▶ Goal: Please list all lines of the material below in which the string "icon" occurs.

──────── Given records

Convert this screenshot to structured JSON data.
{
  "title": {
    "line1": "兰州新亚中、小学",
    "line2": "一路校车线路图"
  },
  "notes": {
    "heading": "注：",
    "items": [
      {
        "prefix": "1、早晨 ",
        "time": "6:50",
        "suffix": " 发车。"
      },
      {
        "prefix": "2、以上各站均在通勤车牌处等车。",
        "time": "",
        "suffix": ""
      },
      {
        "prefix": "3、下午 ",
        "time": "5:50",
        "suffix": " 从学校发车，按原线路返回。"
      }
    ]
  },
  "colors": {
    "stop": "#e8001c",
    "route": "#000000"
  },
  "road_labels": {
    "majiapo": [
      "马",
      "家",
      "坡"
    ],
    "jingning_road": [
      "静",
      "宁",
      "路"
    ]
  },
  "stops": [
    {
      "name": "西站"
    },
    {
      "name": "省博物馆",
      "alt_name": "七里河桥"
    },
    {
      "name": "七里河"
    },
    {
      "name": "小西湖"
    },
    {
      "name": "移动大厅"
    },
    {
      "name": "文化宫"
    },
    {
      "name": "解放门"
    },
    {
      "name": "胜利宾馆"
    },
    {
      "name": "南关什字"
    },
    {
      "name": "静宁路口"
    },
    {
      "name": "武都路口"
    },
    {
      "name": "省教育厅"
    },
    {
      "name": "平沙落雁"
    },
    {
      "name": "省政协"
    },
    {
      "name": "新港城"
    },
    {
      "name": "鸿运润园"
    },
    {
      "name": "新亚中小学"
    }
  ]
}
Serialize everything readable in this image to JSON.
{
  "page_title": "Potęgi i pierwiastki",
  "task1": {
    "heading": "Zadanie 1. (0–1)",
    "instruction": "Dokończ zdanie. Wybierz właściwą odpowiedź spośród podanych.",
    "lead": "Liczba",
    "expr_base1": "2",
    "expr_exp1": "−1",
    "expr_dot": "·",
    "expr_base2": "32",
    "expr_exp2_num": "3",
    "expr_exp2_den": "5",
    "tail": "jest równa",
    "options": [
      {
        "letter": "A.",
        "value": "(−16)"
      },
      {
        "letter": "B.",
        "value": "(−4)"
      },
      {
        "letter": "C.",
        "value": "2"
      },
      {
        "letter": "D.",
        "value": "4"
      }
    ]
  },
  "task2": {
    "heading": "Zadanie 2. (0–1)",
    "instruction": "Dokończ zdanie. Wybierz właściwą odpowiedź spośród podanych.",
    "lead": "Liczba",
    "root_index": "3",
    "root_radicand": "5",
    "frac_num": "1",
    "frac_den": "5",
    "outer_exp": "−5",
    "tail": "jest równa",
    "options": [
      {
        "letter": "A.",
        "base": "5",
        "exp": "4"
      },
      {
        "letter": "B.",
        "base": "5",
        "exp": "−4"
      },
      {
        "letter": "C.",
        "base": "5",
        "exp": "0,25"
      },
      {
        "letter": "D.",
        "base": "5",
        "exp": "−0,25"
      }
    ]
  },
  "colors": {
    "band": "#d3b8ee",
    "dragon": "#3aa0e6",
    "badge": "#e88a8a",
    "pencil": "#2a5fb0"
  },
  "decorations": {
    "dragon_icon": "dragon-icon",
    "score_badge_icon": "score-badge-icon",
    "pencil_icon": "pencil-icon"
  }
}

────────────────

▶ Expected output:
    "dragon_icon": "dragon-icon",
    "score_badge_icon": "score-badge-icon",
    "pencil_icon": "pencil-icon"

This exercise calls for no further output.